[START SOURCE DATA]
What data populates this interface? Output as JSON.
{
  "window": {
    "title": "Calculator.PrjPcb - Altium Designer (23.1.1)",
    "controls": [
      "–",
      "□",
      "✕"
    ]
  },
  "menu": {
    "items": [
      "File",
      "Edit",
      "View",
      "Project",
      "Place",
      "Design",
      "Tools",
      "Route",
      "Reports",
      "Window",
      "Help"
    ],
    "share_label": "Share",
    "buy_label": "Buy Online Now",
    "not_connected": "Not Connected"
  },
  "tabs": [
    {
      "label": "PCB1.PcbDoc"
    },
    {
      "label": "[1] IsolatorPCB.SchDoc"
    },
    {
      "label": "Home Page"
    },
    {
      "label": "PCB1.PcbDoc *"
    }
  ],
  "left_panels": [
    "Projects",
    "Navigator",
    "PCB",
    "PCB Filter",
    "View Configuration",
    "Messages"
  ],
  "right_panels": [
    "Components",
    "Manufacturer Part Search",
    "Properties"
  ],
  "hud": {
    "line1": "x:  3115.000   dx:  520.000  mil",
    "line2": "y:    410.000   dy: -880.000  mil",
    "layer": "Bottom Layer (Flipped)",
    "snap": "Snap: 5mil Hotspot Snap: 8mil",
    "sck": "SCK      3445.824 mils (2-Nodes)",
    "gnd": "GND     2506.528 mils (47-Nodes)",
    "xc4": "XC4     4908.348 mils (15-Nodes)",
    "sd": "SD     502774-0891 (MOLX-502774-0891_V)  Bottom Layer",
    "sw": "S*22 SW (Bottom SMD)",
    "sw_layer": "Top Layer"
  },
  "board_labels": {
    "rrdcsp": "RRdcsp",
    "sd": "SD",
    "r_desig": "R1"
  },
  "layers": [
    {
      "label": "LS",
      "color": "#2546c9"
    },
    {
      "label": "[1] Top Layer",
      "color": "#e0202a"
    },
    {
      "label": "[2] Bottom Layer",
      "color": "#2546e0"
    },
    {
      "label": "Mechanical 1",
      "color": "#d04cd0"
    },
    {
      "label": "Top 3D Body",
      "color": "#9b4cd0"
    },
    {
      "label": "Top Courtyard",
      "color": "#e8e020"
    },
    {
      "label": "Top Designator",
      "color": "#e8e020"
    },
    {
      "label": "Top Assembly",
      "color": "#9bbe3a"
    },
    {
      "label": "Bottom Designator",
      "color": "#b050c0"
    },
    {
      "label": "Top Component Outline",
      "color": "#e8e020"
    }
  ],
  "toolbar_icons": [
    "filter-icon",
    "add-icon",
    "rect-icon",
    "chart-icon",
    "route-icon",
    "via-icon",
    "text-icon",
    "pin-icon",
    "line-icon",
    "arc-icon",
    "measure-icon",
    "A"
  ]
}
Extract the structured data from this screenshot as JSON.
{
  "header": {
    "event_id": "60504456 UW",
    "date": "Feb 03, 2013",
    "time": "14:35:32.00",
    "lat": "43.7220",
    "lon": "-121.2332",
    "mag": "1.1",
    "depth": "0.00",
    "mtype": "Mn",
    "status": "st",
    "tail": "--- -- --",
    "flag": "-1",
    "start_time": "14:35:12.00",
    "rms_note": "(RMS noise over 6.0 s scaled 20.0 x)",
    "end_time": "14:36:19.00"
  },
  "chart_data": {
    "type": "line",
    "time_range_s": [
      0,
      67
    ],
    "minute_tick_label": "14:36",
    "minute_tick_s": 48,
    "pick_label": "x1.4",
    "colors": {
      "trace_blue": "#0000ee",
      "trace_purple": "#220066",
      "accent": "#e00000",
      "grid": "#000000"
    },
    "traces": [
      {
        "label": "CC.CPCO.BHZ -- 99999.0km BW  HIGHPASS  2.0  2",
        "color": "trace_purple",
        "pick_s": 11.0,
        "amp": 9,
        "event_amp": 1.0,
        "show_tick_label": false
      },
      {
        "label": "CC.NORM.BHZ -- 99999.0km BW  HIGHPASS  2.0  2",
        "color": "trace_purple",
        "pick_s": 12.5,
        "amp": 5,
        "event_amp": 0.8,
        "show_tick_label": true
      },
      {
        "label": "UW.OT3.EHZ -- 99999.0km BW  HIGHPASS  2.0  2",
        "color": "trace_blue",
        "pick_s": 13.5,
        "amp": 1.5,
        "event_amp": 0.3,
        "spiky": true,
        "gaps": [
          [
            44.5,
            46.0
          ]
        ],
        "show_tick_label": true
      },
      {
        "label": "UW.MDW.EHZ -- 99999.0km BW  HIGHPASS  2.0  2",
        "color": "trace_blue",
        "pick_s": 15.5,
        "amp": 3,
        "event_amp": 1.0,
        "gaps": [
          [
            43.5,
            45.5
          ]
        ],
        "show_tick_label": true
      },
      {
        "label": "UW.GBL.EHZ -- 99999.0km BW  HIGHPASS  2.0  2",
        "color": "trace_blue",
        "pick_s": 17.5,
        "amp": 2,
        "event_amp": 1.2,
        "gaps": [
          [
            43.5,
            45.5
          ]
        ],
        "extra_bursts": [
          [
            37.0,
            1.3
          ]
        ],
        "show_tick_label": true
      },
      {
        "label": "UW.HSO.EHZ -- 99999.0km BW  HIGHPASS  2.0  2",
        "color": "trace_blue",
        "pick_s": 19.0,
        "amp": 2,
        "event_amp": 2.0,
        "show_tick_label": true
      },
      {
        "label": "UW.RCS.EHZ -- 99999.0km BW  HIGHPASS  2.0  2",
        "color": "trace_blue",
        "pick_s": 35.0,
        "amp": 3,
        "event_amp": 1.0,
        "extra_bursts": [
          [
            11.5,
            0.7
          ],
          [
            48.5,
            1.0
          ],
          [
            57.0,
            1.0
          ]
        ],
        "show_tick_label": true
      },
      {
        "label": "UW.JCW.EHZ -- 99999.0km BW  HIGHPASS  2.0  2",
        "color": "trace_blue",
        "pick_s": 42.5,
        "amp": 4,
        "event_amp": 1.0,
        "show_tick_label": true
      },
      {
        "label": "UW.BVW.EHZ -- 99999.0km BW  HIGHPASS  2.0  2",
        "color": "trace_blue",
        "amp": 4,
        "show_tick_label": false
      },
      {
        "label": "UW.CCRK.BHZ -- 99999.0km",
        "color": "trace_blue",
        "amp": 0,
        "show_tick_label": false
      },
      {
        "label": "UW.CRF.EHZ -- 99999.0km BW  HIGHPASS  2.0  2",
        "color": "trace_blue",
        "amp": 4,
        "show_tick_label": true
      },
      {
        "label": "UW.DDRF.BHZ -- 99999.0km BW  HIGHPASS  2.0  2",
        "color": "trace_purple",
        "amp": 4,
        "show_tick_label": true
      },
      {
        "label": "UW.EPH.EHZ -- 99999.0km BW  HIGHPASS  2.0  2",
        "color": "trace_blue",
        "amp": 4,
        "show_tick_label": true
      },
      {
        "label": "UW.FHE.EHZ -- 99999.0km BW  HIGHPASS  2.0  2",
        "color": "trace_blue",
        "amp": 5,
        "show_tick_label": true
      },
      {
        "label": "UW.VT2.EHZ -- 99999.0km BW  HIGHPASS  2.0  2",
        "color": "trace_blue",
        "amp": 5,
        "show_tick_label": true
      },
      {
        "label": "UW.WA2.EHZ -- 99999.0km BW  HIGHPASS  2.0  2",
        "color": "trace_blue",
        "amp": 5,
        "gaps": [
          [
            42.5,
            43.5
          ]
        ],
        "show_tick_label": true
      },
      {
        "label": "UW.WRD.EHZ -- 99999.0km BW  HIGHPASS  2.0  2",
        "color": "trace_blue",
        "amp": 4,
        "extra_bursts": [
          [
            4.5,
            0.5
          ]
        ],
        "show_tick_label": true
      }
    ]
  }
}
[END SOURCE DATA]
### WHAT YOU NEED TO DO
Retype the listing exactly, in full.

### EXERCISE RESULT
What data populates this interface? Output as JSON.
{
  "window": {
    "title": "Calculator.PrjPcb - Altium Designer (23.1.1)",
    "controls": [
      "–",
      "□",
      "✕"
    ]
  },
  "menu": {
    "items": [
      "File",
      "Edit",
      "View",
      "Project",
      "Place",
      "Design",
      "Tools",
      "Route",
      "Reports",
      "Window",
      "Help"
    ],
    "share_label": "Share",
    "buy_label": "Buy Online Now",
    "not_connected": "Not Connected"
  },
  "tabs": [
    {
      "label": "PCB1.PcbDoc"
    },
    {
      "label": "[1] IsolatorPCB.SchDoc"
    },
    {
      "label": "Home Page"
    },
    {
      "label": "PCB1.PcbDoc *"
    }
  ],
  "left_panels": [
    "Projects",
    "Navigator",
    "PCB",
    "PCB Filter",
    "View Configuration",
    "Messages"
  ],
  "right_panels": [
    "Components",
    "Manufacturer Part Search",
    "Properties"
  ],
  "hud": {
    "line1": "x:  3115.000   dx:  520.000  mil",
    "line2": "y:    410.000   dy: -880.000  mil",
    "layer": "Bottom Layer (Flipped)",
    "snap": "Snap: 5mil Hotspot Snap: 8mil",
    "sck": "SCK      3445.824 mils (2-Nodes)",
    "gnd": "GND     2506.528 mils (47-Nodes)",
    "xc4": "XC4     4908.348 mils (15-Nodes)",
    "sd": "SD     502774-0891 (MOLX-502774-0891_V)  Bottom Layer",
    "sw": "S*22 SW (Bottom SMD)",
    "sw_layer": "Top Layer"
  },
  "board_labels": {
    "rrdcsp": "RRdcsp",
    "sd": "SD",
    "r_desig": "R1"
  },
  "layers": [
    {
      "label": "LS",
      "color": "#2546c9"
    },
    {
      "label": "[1] Top Layer",
      "color": "#e0202a"
    },
    {
      "label": "[2] Bottom Layer",
      "color": "#2546e0"
    },
    {
      "label": "Mechanical 1",
      "color": "#d04cd0"
    },
    {
      "label": "Top 3D Body",
      "color": "#9b4cd0"
    },
    {
      "label": "Top Courtyard",
      "color": "#e8e020"
    },
    {
      "label": "Top Designator",
      "color": "#e8e020"
    },
    {
      "label": "Top Assembly",
      "color": "#9bbe3a"
    },
    {
      "label": "Bottom Designator",
      "color": "#b050c0"
    },
    {
      "label": "Top Component Outline",
      "color": "#e8e020"
    }
  ],
  "toolbar_icons": [
    "filter-icon",
    "add-icon",
    "rect-icon",
    "chart-icon",
    "route-icon",
    "via-icon",
    "text-icon",
    "pin-icon",
    "line-icon",
    "arc-icon",
    "measure-icon",
    "A"
  ]
}
Extract the structured data from this screenshot as JSON.
{
  "header": {
    "event_id": "60504456 UW",
    "date": "Feb 03, 2013",
    "time": "14:35:32.00",
    "lat": "43.7220",
    "lon": "-121.2332",
    "mag": "1.1",
    "depth": "0.00",
    "mtype": "Mn",
    "status": "st",
    "tail": "--- -- --",
    "flag": "-1",
    "start_time": "14:35:12.00",
    "rms_note": "(RMS noise over 6.0 s scaled 20.0 x)",
    "end_time": "14:36:19.00"
  },
  "chart_data": {
    "type": "line",
    "time_range_s": [
      0,
      67
    ],
    "minute_tick_label": "14:36",
    "minute_tick_s": 48,
    "pick_label": "x1.4",
    "colors": {
      "trace_blue": "#0000ee",
      "trace_purple": "#220066",
      "accent": "#e00000",
      "grid": "#000000"
    },
    "traces": [
      {
        "label": "CC.CPCO.BHZ -- 99999.0km BW  HIGHPASS  2.0  2",
        "color": "trace_purple",
        "pick_s": 11.0,
        "amp": 9,
        "event_amp": 1.0,
        "show_tick_label": false
      },
      {
        "label": "CC.NORM.BHZ -- 99999.0km BW  HIGHPASS  2.0  2",
        "color": "trace_purple",
        "pick_s": 12.5,
        "amp": 5,
        "event_amp": 0.8,
        "show_tick_label": true
      },
      {
        "label": "UW.OT3.EHZ -- 99999.0km BW  HIGHPASS  2.0  2",
        "color": "trace_blue",
        "pick_s": 13.5,
        "amp": 1.5,
        "event_amp": 0.3,
        "spiky": true,
        "gaps": [
          [
            44.5,
            46.0
          ]
        ],
        "show_tick_label": true
      },
      {
        "label": "UW.MDW.EHZ -- 99999.0km BW  HIGHPASS  2.0  2",
        "color": "trace_blue",
        "pick_s": 15.5,
        "amp": 3,
        "event_amp": 1.0,
        "gaps": [
          [
            43.5,
            45.5
          ]
        ],
        "show_tick_label": true
      },
      {
        "label": "UW.GBL.EHZ -- 99999.0km BW  HIGHPASS  2.0  2",
        "color": "trace_blue",
        "pick_s": 17.5,
        "amp": 2,
        "event_amp": 1.2,
        "gaps": [
          [
            43.5,
            45.5
          ]
        ],
        "extra_bursts": [
          [
            37.0,
            1.3
          ]
        ],
        "show_tick_label": true
      },
      {
        "label": "UW.HSO.EHZ -- 99999.0km BW  HIGHPASS  2.0  2",
        "color": "trace_blue",
        "pick_s": 19.0,
        "amp": 2,
        "event_amp": 2.0,
        "show_tick_label": true
      },
      {
        "label": "UW.RCS.EHZ -- 99999.0km BW  HIGHPASS  2.0  2",
        "color": "trace_blue",
        "pick_s": 35.0,
        "amp": 3,
        "event_amp": 1.0,
        "extra_bursts": [
          [
            11.5,
            0.7
          ],
          [
            48.5,
            1.0
          ],
          [
            57.0,
            1.0
          ]
        ],
        "show_tick_label": true
      },
      {
        "label": "UW.JCW.EHZ -- 99999.0km BW  HIGHPASS  2.0  2",
        "color": "trace_blue",
        "pick_s": 42.5,
        "amp": 4,
        "event_amp": 1.0,
        "show_tick_label": true
      },
      {
        "label": "UW.BVW.EHZ -- 99999.0km BW  HIGHPASS  2.0  2",
        "color": "trace_blue",
        "amp": 4,
        "show_tick_label": false
      },
      {
        "label": "UW.CCRK.BHZ -- 99999.0km",
        "color": "trace_blue",
        "amp": 0,
        "show_tick_label": false
      },
      {
        "label": "UW.CRF.EHZ -- 99999.0km BW  HIGHPASS  2.0  2",
        "color": "trace_blue",
        "amp": 4,
        "show_tick_label": true
      },
      {
        "label": "UW.DDRF.BHZ -- 99999.0km BW  HIGHPASS  2.0  2",
        "color": "trace_purple",
        "amp": 4,
        "show_tick_label": true
      },
      {
        "label": "UW.EPH.EHZ -- 99999.0km BW  HIGHPASS  2.0  2",
        "color": "trace_blue",
        "amp": 4,
        "show_tick_label": true
      },
      {
        "label": "UW.FHE.EHZ -- 99999.0km BW  HIGHPASS  2.0  2",
        "color": "trace_blue",
        "amp": 5,
        "show_tick_label": true
      },
      {
        "label": "UW.VT2.EHZ -- 99999.0km BW  HIGHPASS  2.0  2",
        "color": "trace_blue",
        "amp": 5,
        "show_tick_label": true
      },
      {
        "label": "UW.WA2.EHZ -- 99999.0km BW  HIGHPASS  2.0  2",
        "color": "trace_blue",
        "amp": 5,
        "gaps": [
          [
            42.5,
            43.5
          ]
        ],
        "show_tick_label": true
      },
      {
        "label": "UW.WRD.EHZ -- 99999.0km BW  HIGHPASS  2.0  2",
        "color": "trace_blue",
        "amp": 4,
        "extra_bursts": [
          [
            4.5,
            0.5
          ]
        ],
        "show_tick_label": true
      }
    ]
  }
}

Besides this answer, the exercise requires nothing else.